Make an exact copy of the records, with the pictures left out.

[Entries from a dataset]
+++++

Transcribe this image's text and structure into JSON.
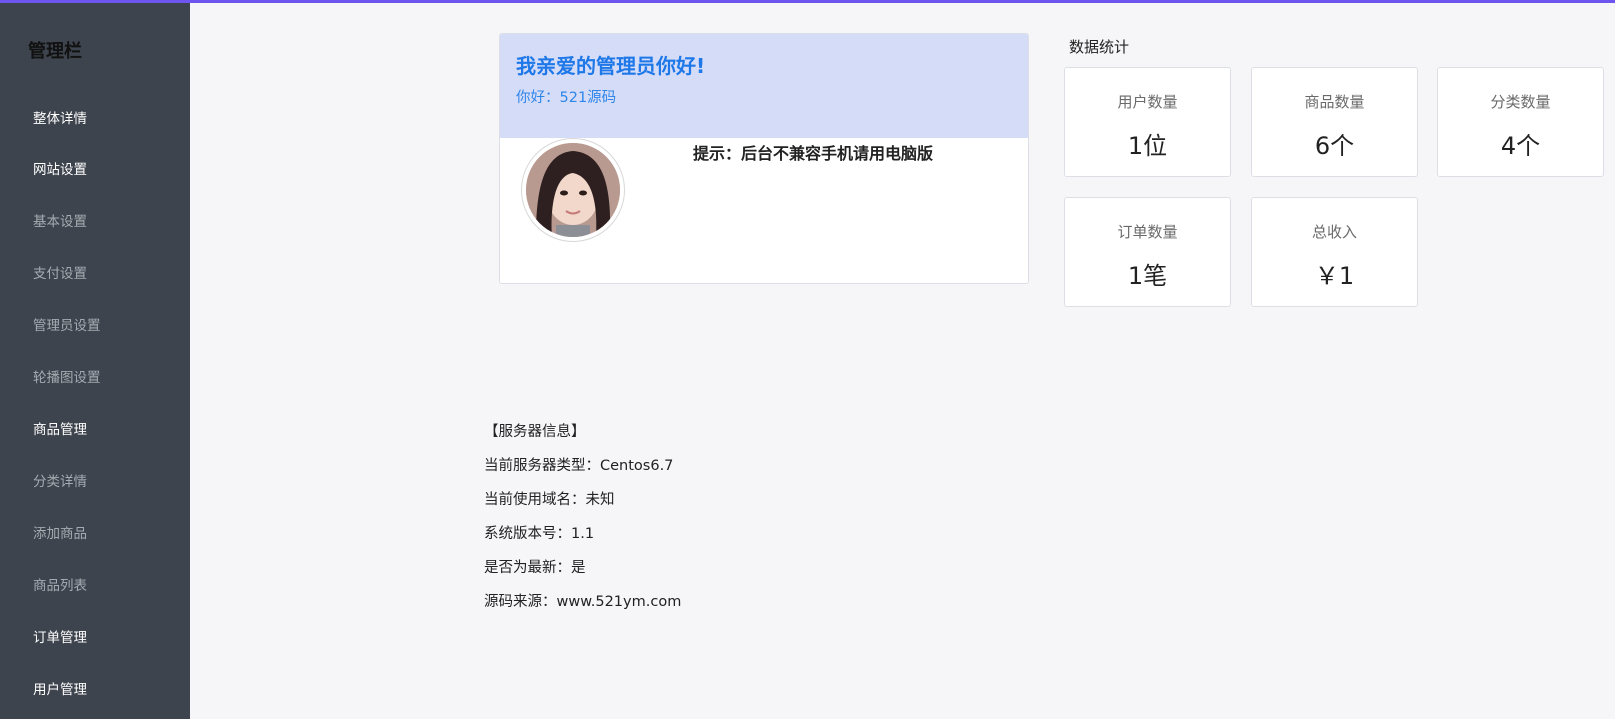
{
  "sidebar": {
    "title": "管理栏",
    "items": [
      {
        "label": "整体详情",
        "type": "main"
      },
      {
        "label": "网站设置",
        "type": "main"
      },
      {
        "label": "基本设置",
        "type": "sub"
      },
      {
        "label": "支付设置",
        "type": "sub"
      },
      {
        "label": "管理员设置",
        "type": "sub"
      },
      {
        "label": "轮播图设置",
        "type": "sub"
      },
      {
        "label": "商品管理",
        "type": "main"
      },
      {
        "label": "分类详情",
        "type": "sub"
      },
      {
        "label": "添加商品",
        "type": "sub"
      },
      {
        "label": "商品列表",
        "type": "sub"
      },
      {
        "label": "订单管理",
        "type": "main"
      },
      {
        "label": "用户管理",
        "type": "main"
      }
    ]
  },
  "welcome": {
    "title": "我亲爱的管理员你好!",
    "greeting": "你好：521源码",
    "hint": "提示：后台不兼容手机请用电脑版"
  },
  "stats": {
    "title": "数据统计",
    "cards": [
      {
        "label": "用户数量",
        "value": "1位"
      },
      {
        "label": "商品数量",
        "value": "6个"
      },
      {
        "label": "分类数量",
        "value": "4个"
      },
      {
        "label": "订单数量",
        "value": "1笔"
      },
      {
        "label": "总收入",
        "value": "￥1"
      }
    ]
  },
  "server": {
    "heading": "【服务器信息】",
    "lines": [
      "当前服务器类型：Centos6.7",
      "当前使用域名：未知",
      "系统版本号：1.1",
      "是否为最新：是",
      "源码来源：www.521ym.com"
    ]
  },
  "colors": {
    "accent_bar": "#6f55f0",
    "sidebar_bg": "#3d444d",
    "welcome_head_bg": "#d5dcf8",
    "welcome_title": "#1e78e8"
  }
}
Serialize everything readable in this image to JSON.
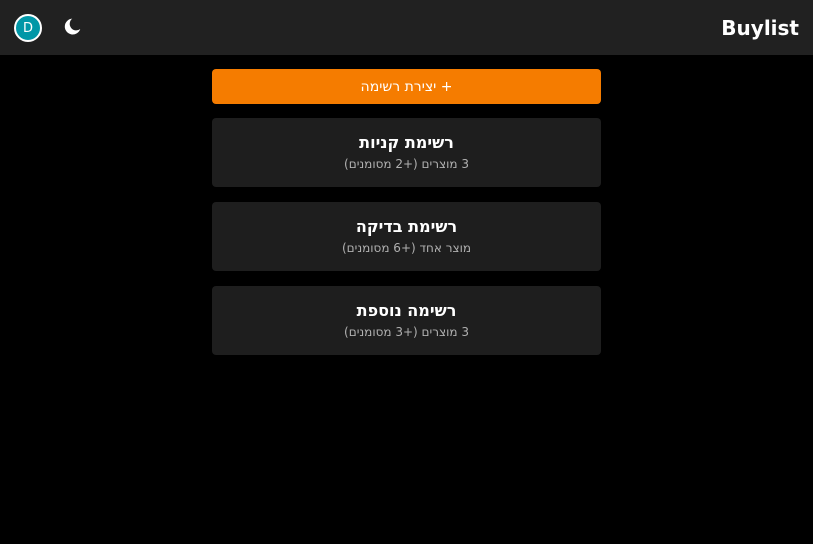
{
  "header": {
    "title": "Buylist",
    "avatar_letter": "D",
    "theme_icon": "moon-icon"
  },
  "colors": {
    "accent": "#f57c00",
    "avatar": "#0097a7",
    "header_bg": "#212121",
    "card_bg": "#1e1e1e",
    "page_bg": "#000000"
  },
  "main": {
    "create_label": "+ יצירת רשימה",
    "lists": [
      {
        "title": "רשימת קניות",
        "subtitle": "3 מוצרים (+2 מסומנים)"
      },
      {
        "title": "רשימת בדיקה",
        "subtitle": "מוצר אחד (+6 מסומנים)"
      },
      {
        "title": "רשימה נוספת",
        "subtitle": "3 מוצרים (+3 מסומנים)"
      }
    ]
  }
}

+++++

**REPLY TO THE EXERCISE**:
Transcribe this image's text and structure into JSON.
{
  "sidebar": {
    "title": "管理栏",
    "items": [
      {
        "label": "整体详情",
        "type": "main"
      },
      {
        "label": "网站设置",
        "type": "main"
      },
      {
        "label": "基本设置",
        "type": "sub"
      },
      {
        "label": "支付设置",
        "type": "sub"
      },
      {
        "label": "管理员设置",
        "type": "sub"
      },
      {
        "label": "轮播图设置",
        "type": "sub"
      },
      {
        "label": "商品管理",
        "type": "main"
      },
      {
        "label": "分类详情",
        "type": "sub"
      },
      {
        "label": "添加商品",
        "type": "sub"
      },
      {
        "label": "商品列表",
        "type": "sub"
      },
      {
        "label": "订单管理",
        "type": "main"
      },
      {
        "label": "用户管理",
        "type": "main"
      }
    ]
  },
  "welcome": {
    "title": "我亲爱的管理员你好!",
    "greeting": "你好：521源码",
    "hint": "提示：后台不兼容手机请用电脑版"
  },
  "stats": {
    "title": "数据统计",
    "cards": [
      {
        "label": "用户数量",
        "value": "1位"
      },
      {
        "label": "商品数量",
        "value": "6个"
      },
      {
        "label": "分类数量",
        "value": "4个"
      },
      {
        "label": "订单数量",
        "value": "1笔"
      },
      {
        "label": "总收入",
        "value": "￥1"
      }
    ]
  },
  "server": {
    "heading": "【服务器信息】",
    "lines": [
      "当前服务器类型：Centos6.7",
      "当前使用域名：未知",
      "系统版本号：1.1",
      "是否为最新：是",
      "源码来源：www.521ym.com"
    ]
  },
  "colors": {
    "accent_bar": "#6f55f0",
    "sidebar_bg": "#3d444d",
    "welcome_head_bg": "#d5dcf8",
    "welcome_title": "#1e78e8"
  }
}
Serialize everything readable in this image to JSON.
{
  "header": {
    "title": "Buylist",
    "avatar_letter": "D",
    "theme_icon": "moon-icon"
  },
  "colors": {
    "accent": "#f57c00",
    "avatar": "#0097a7",
    "header_bg": "#212121",
    "card_bg": "#1e1e1e",
    "page_bg": "#000000"
  },
  "main": {
    "create_label": "+ יצירת רשימה",
    "lists": [
      {
        "title": "רשימת קניות",
        "subtitle": "3 מוצרים (+2 מסומנים)"
      },
      {
        "title": "רשימת בדיקה",
        "subtitle": "מוצר אחד (+6 מסומנים)"
      },
      {
        "title": "רשימה נוספת",
        "subtitle": "3 מוצרים (+3 מסומנים)"
      }
    ]
  }
}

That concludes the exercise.